[Excerpt from a dataset]

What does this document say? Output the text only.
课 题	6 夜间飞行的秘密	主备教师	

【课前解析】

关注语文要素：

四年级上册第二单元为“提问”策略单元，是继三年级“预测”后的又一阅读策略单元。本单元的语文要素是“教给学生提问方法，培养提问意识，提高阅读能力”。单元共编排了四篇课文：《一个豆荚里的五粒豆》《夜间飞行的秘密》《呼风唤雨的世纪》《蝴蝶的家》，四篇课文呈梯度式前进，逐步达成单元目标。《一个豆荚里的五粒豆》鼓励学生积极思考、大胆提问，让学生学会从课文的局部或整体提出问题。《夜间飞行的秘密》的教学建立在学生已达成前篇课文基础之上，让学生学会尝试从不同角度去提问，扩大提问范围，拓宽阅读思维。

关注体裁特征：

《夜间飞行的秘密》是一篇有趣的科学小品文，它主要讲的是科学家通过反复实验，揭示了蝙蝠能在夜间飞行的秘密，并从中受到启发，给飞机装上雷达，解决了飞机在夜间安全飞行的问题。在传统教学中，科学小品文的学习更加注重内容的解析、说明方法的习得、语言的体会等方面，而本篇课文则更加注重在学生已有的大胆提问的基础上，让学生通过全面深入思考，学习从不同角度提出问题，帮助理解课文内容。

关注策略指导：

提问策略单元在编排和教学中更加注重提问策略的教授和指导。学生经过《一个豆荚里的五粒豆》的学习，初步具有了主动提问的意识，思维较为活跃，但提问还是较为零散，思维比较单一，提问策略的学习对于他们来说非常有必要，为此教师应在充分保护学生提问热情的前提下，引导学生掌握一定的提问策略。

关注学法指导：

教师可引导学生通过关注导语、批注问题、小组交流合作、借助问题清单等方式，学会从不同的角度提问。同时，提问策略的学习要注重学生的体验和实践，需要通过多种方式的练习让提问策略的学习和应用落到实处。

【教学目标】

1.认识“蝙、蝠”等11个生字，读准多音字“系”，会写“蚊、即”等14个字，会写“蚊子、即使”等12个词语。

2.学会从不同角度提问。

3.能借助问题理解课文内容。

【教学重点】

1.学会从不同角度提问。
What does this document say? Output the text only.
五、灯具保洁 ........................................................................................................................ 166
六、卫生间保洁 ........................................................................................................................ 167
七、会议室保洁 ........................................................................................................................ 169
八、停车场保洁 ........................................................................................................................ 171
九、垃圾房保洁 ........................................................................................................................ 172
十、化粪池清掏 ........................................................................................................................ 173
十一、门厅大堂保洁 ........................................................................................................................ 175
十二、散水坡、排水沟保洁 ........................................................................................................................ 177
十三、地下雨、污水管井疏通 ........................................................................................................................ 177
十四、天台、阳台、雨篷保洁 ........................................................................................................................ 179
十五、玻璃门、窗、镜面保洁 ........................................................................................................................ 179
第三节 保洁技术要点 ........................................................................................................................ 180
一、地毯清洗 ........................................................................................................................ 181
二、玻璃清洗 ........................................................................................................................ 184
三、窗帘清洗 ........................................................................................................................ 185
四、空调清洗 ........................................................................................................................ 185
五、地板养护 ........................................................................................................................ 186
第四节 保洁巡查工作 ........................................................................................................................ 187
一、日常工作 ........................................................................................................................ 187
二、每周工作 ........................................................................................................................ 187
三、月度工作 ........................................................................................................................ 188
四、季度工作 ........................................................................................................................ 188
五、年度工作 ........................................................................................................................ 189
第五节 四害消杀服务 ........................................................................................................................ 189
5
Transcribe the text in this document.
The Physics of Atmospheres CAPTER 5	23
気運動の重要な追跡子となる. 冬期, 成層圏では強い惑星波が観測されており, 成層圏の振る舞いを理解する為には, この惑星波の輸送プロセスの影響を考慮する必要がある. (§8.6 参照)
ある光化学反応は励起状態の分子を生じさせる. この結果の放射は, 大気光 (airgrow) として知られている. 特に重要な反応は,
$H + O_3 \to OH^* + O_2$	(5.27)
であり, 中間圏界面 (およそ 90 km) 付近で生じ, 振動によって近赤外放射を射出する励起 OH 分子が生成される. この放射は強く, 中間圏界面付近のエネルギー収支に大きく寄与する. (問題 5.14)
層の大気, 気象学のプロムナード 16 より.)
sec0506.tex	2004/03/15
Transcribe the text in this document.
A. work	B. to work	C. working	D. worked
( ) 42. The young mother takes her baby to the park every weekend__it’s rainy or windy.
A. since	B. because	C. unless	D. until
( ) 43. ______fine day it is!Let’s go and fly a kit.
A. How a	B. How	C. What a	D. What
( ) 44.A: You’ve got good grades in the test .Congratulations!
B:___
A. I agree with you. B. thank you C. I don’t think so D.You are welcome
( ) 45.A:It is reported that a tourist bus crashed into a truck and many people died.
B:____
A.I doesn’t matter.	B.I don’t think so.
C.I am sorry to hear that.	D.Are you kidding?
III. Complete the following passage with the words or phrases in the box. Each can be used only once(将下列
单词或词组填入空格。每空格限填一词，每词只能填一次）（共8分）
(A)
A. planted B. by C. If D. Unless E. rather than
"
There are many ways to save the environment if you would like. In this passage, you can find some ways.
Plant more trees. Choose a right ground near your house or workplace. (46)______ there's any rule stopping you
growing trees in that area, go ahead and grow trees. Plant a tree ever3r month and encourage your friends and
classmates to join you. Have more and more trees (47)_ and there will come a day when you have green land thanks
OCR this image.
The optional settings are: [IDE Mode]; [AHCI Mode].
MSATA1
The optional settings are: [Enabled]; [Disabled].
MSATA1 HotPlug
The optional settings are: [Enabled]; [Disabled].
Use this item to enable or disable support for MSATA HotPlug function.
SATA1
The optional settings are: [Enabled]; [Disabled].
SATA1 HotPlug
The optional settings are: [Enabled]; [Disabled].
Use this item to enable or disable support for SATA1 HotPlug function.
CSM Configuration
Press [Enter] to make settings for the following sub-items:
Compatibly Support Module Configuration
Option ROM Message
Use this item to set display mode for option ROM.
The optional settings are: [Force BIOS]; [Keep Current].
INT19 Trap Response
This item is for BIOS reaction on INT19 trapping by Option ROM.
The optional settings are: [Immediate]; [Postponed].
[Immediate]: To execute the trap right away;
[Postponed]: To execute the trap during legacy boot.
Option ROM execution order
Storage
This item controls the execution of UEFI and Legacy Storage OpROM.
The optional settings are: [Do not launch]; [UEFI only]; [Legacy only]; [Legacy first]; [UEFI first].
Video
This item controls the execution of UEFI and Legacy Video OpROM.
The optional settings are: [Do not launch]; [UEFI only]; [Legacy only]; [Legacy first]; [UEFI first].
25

(Problem statement): Reproduce each entry from the records above, character for character.

(Response to this exercise):
What does this document say? Output the text only.
课 题	6 夜间飞行的秘密	主备教师	

【课前解析】

关注语文要素：

四年级上册第二单元为“提问”策略单元，是继三年级“预测”后的又一阅读策略单元。本单元的语文要素是“教给学生提问方法，培养提问意识，提高阅读能力”。单元共编排了四篇课文：《一个豆荚里的五粒豆》《夜间飞行的秘密》《呼风唤雨的世纪》《蝴蝶的家》，四篇课文呈梯度式前进，逐步达成单元目标。《一个豆荚里的五粒豆》鼓励学生积极思考、大胆提问，让学生学会从课文的局部或整体提出问题。《夜间飞行的秘密》的教学建立在学生已达成前篇课文基础之上，让学生学会尝试从不同角度去提问，扩大提问范围，拓宽阅读思维。

关注体裁特征：

《夜间飞行的秘密》是一篇有趣的科学小品文，它主要讲的是科学家通过反复实验，揭示了蝙蝠能在夜间飞行的秘密，并从中受到启发，给飞机装上雷达，解决了飞机在夜间安全飞行的问题。在传统教学中，科学小品文的学习更加注重内容的解析、说明方法的习得、语言的体会等方面，而本篇课文则更加注重在学生已有的大胆提问的基础上，让学生通过全面深入思考，学习从不同角度提出问题，帮助理解课文内容。

关注策略指导：

提问策略单元在编排和教学中更加注重提问策略的教授和指导。学生经过《一个豆荚里的五粒豆》的学习，初步具有了主动提问的意识，思维较为活跃，但提问还是较为零散，思维比较单一，提问策略的学习对于他们来说非常有必要，为此教师应在充分保护学生提问热情的前提下，引导学生掌握一定的提问策略。

关注学法指导：

教师可引导学生通过关注导语、批注问题、小组交流合作、借助问题清单等方式，学会从不同的角度提问。同时，提问策略的学习要注重学生的体验和实践，需要通过多种方式的练习让提问策略的学习和应用落到实处。

【教学目标】

1.认识“蝙、蝠”等11个生字，读准多音字“系”，会写“蚊、即”等14个字，会写“蚊子、即使”等12个词语。

2.学会从不同角度提问。

3.能借助问题理解课文内容。

【教学重点】

1.学会从不同角度提问。
What does this document say? Output the text only.
五、灯具保洁 ........................................................................................................................ 166
六、卫生间保洁 ........................................................................................................................ 167
七、会议室保洁 ........................................................................................................................ 169
八、停车场保洁 ........................................................................................................................ 171
九、垃圾房保洁 ........................................................................................................................ 172
十、化粪池清掏 ........................................................................................................................ 173
十一、门厅大堂保洁 ........................................................................................................................ 175
十二、散水坡、排水沟保洁 ........................................................................................................................ 177
十三、地下雨、污水管井疏通 ........................................................................................................................ 177
十四、天台、阳台、雨篷保洁 ........................................................................................................................ 179
十五、玻璃门、窗、镜面保洁 ........................................................................................................................ 179
第三节 保洁技术要点 ........................................................................................................................ 180
一、地毯清洗 ........................................................................................................................ 181
二、玻璃清洗 ........................................................................................................................ 184
三、窗帘清洗 ........................................................................................................................ 185
四、空调清洗 ........................................................................................................................ 185
五、地板养护 ........................................................................................................................ 186
第四节 保洁巡查工作 ........................................................................................................................ 187
一、日常工作 ........................................................................................................................ 187
二、每周工作 ........................................................................................................................ 187
三、月度工作 ........................................................................................................................ 188
四、季度工作 ........................................................................................................................ 188
五、年度工作 ........................................................................................................................ 189
第五节 四害消杀服务 ........................................................................................................................ 189
5
Transcribe the text in this document.
The Physics of Atmospheres CAPTER 5	23
気運動の重要な追跡子となる. 冬期, 成層圏では強い惑星波が観測されており, 成層圏の振る舞いを理解する為には, この惑星波の輸送プロセスの影響を考慮する必要がある. (§8.6 参照)
ある光化学反応は励起状態の分子を生じさせる. この結果の放射は, 大気光 (airgrow) として知られている. 特に重要な反応は,
$H + O_3 \to OH^* + O_2$	(5.27)
であり, 中間圏界面 (およそ 90 km) 付近で生じ, 振動によって近赤外放射を射出する励起 OH 分子が生成される. この放射は強く, 中間圏界面付近のエネルギー収支に大きく寄与する. (問題 5.14)
層の大気, 気象学のプロムナード 16 より.)
sec0506.tex	2004/03/15
Transcribe the text in this document.
A. work	B. to work	C. working	D. worked
( ) 42. The young mother takes her baby to the park every weekend__it’s rainy or windy.
A. since	B. because	C. unless	D. until
( ) 43. ______fine day it is!Let’s go and fly a kit.
A. How a	B. How	C. What a	D. What
( ) 44.A: You’ve got good grades in the test .Congratulations!
B:___
A. I agree with you. B. thank you C. I don’t think so D.You are welcome
( ) 45.A:It is reported that a tourist bus crashed into a truck and many people died.
B:____
A.I doesn’t matter.	B.I don’t think so.
C.I am sorry to hear that.	D.Are you kidding?
III. Complete the following passage with the words or phrases in the box. Each can be used only once(将下列
单词或词组填入空格。每空格限填一词，每词只能填一次）（共8分）
(A)
A. planted B. by C. If D. Unless E. rather than
"
There are many ways to save the environment if you would like. In this passage, you can find some ways.
Plant more trees. Choose a right ground near your house or workplace. (46)______ there's any rule stopping you
growing trees in that area, go ahead and grow trees. Plant a tree ever3r month and encourage your friends and
classmates to join you. Have more and more trees (47)_ and there will come a day when you have green land thanks
OCR this image.
The optional settings are: [IDE Mode]; [AHCI Mode].
MSATA1
The optional settings are: [Enabled]; [Disabled].
MSATA1 HotPlug
The optional settings are: [Enabled]; [Disabled].
Use this item to enable or disable support for MSATA HotPlug function.
SATA1
The optional settings are: [Enabled]; [Disabled].
SATA1 HotPlug
The optional settings are: [Enabled]; [Disabled].
Use this item to enable or disable support for SATA1 HotPlug function.
CSM Configuration
Press [Enter] to make settings for the following sub-items:
Compatibly Support Module Configuration
Option ROM Message
Use this item to set display mode for option ROM.
The optional settings are: [Force BIOS]; [Keep Current].
INT19 Trap Response
This item is for BIOS reaction on INT19 trapping by Option ROM.
The optional settings are: [Immediate]; [Postponed].
[Immediate]: To execute the trap right away;
[Postponed]: To execute the trap during legacy boot.
Option ROM execution order
Storage
This item controls the execution of UEFI and Legacy Storage OpROM.
The optional settings are: [Do not launch]; [UEFI only]; [Legacy only]; [Legacy first]; [UEFI first].
Video
This item controls the execution of UEFI and Legacy Video OpROM.
The optional settings are: [Do not launch]; [UEFI only]; [Legacy only]; [Legacy first]; [UEFI first].
25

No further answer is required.